Source records:
---

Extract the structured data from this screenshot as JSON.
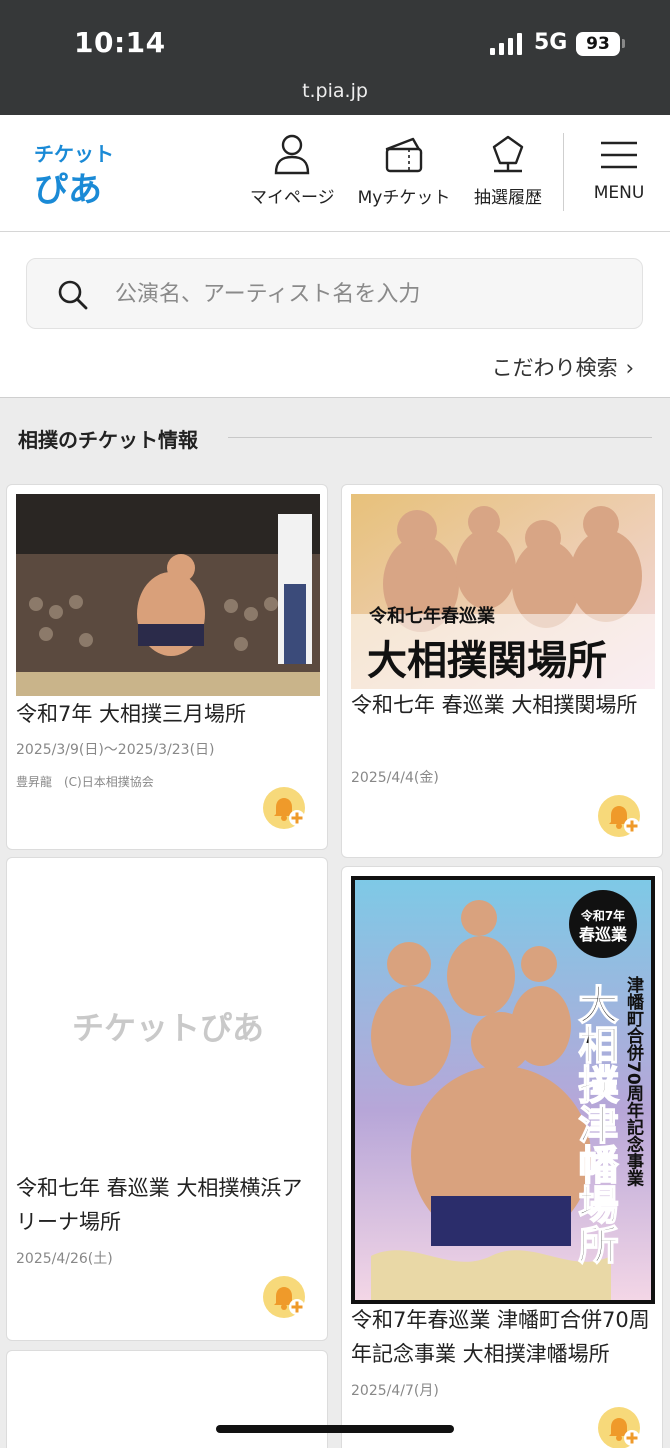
{
  "status_bar": {
    "time": "10:14",
    "network": "5G",
    "battery": "93",
    "url": "t.pia.jp"
  },
  "header": {
    "logo_line1": "チケット",
    "logo_line2": "ぴあ",
    "nav": [
      {
        "label": "マイページ",
        "icon": "person-icon"
      },
      {
        "label": "Myチケット",
        "icon": "ticket-icon"
      },
      {
        "label": "抽選履歴",
        "icon": "lottery-icon"
      },
      {
        "label": "MENU",
        "icon": "menu-icon"
      }
    ]
  },
  "search": {
    "placeholder": "公演名、アーティスト名を入力",
    "advanced_label": "こだわり検索"
  },
  "section": {
    "title": "相撲のチケット情報"
  },
  "events": [
    {
      "title": "令和7年 大相撲三月場所",
      "date": "2025/3/9(日)～2025/3/23(日)",
      "credit": "豊昇龍　(C)日本相撲協会"
    },
    {
      "title": "令和七年 春巡業 大相撲関場所",
      "date": "2025/4/4(金)",
      "banner_small": "令和七年春巡業",
      "banner_large": "大相撲関場所"
    },
    {
      "title": "令和七年 春巡業 大相撲横浜アリーナ場所",
      "date": "2025/4/26(土)",
      "placeholder_logo": "チケットぴあ"
    },
    {
      "title": "令和7年春巡業 津幡町合併70周年記念事業 大相撲津幡場所",
      "date": "2025/4/7(月)",
      "poster_badge_line1": "令和7年",
      "poster_badge_line2": "春巡業",
      "poster_vertical_sub": "津幡町合併70周年記念事業",
      "poster_vertical_main": "大相撲津幡場所"
    }
  ],
  "colors": {
    "brand_blue": "#1a8ad6",
    "status_bar": "#363839",
    "fav_orange": "#f7b733"
  }
}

---

> [Task to complete] Give every record back exactly as it reads, with no images.

> [The completed task]
Extract the structured data from this screenshot as JSON.
{
  "status_bar": {
    "time": "10:14",
    "network": "5G",
    "battery": "93",
    "url": "t.pia.jp"
  },
  "header": {
    "logo_line1": "チケット",
    "logo_line2": "ぴあ",
    "nav": [
      {
        "label": "マイページ",
        "icon": "person-icon"
      },
      {
        "label": "Myチケット",
        "icon": "ticket-icon"
      },
      {
        "label": "抽選履歴",
        "icon": "lottery-icon"
      },
      {
        "label": "MENU",
        "icon": "menu-icon"
      }
    ]
  },
  "search": {
    "placeholder": "公演名、アーティスト名を入力",
    "advanced_label": "こだわり検索"
  },
  "section": {
    "title": "相撲のチケット情報"
  },
  "events": [
    {
      "title": "令和7年 大相撲三月場所",
      "date": "2025/3/9(日)～2025/3/23(日)",
      "credit": "豊昇龍　(C)日本相撲協会"
    },
    {
      "title": "令和七年 春巡業 大相撲関場所",
      "date": "2025/4/4(金)",
      "banner_small": "令和七年春巡業",
      "banner_large": "大相撲関場所"
    },
    {
      "title": "令和七年 春巡業 大相撲横浜アリーナ場所",
      "date": "2025/4/26(土)",
      "placeholder_logo": "チケットぴあ"
    },
    {
      "title": "令和7年春巡業 津幡町合併70周年記念事業 大相撲津幡場所",
      "date": "2025/4/7(月)",
      "poster_badge_line1": "令和7年",
      "poster_badge_line2": "春巡業",
      "poster_vertical_sub": "津幡町合併70周年記念事業",
      "poster_vertical_main": "大相撲津幡場所"
    }
  ],
  "colors": {
    "brand_blue": "#1a8ad6",
    "status_bar": "#363839",
    "fav_orange": "#f7b733"
  }
}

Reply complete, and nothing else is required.